== RAW RECORDS

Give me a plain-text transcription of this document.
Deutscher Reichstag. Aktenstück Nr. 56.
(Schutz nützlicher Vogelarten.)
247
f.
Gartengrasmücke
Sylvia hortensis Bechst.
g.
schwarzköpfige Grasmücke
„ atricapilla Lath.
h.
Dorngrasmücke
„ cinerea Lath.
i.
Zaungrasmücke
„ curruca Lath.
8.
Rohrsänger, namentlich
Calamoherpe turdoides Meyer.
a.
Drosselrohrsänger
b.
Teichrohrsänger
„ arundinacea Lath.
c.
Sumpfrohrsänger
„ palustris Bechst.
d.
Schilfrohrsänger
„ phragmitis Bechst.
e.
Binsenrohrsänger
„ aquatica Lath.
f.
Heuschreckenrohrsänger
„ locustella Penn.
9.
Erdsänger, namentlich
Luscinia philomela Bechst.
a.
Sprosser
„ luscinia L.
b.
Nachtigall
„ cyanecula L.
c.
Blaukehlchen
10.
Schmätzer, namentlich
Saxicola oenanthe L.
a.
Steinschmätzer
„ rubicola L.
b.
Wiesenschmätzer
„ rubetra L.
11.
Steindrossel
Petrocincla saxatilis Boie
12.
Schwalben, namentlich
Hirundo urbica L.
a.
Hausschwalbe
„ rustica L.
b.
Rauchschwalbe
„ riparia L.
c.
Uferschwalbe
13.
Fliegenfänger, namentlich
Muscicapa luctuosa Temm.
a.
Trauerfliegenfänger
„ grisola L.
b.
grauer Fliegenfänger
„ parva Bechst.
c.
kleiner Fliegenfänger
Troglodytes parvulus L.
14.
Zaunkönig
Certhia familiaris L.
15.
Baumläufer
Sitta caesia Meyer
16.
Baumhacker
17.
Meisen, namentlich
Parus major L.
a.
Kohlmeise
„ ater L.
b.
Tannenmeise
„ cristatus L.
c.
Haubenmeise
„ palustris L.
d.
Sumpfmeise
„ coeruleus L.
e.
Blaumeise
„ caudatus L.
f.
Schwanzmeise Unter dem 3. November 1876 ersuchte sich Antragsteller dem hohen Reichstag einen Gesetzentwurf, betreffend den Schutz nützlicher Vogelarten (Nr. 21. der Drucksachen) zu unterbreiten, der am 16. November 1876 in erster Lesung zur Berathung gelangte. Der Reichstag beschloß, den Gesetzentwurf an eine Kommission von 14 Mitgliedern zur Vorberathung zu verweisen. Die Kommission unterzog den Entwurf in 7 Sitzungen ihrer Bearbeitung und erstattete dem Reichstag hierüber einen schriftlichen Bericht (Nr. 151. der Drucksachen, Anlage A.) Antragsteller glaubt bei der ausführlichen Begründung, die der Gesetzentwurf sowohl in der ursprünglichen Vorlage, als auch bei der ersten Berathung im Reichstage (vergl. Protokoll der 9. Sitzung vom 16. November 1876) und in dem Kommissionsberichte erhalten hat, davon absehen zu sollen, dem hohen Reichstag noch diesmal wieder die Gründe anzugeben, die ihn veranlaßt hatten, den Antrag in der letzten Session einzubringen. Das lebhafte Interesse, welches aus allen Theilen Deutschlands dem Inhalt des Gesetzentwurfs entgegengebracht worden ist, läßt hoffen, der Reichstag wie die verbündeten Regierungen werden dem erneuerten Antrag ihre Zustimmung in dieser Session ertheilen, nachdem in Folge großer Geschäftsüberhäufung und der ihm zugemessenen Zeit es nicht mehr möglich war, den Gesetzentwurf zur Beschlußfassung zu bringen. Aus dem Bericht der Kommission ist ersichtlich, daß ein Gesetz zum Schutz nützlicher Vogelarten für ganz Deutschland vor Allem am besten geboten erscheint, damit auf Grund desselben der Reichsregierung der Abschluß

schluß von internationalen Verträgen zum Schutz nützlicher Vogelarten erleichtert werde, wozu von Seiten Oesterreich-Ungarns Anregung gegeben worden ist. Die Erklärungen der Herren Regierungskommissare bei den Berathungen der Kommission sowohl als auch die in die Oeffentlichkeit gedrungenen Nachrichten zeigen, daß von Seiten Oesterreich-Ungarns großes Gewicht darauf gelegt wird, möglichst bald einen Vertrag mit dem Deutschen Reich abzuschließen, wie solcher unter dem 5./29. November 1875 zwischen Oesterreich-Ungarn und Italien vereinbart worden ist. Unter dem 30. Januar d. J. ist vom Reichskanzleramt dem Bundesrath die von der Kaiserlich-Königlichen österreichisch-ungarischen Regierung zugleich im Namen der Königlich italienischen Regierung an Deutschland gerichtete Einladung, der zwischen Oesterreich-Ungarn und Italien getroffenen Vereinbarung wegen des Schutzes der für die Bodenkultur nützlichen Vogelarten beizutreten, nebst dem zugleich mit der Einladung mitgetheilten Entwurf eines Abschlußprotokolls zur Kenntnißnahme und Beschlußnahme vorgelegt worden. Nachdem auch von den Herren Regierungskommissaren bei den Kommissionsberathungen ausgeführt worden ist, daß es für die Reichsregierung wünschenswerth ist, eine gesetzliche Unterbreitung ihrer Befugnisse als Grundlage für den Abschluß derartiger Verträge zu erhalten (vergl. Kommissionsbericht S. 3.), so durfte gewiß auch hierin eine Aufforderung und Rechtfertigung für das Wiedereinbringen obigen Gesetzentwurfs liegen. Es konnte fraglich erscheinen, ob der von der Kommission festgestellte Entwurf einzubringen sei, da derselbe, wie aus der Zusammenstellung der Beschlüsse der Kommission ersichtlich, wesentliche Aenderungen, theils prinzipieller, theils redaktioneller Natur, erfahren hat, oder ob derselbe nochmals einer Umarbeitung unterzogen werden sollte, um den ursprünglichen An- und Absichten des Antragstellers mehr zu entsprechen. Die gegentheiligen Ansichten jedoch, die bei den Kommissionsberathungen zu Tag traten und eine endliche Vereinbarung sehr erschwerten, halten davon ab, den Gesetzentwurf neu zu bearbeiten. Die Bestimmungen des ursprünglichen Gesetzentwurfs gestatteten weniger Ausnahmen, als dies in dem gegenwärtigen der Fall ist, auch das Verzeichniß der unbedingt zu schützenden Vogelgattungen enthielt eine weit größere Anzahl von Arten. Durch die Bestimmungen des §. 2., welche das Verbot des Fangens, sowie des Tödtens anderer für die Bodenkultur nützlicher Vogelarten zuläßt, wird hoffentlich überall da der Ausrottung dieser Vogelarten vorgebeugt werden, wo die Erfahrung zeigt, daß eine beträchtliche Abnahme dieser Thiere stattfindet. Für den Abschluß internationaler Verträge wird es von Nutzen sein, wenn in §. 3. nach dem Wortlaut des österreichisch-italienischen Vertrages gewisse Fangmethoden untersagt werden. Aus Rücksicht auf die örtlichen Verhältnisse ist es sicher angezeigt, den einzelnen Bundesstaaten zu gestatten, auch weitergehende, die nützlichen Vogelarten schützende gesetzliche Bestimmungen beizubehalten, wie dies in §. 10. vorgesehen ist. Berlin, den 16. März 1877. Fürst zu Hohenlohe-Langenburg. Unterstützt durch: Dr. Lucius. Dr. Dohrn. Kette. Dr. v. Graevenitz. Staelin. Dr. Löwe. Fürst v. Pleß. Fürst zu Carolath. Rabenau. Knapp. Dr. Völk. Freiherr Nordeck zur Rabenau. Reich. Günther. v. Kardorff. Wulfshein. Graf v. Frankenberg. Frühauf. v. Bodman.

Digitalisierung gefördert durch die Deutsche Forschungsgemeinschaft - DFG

====
== RAW RECORDS

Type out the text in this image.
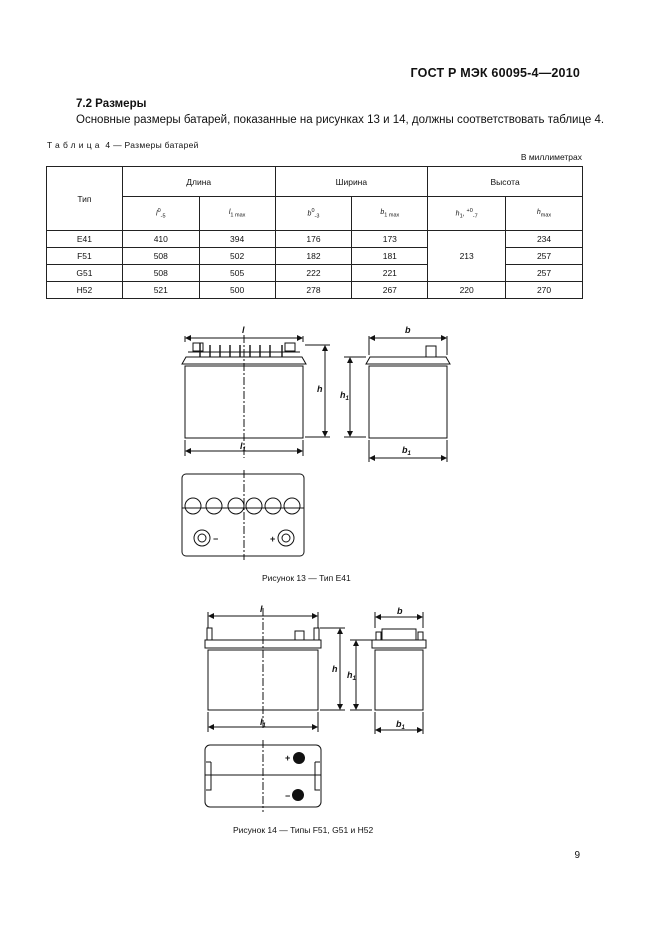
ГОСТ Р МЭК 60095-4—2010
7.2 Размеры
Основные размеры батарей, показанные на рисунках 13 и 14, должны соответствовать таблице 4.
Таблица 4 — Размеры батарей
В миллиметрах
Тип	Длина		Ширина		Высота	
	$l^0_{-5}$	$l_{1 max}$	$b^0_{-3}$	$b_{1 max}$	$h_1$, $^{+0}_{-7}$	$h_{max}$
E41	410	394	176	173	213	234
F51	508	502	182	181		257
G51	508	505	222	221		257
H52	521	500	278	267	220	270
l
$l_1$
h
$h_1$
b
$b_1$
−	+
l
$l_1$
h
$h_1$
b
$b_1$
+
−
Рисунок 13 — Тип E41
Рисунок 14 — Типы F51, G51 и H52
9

====

WORK TO DO: Lines in the records that hold the word "this" are to be counted; give only the total.

ANSWER: 2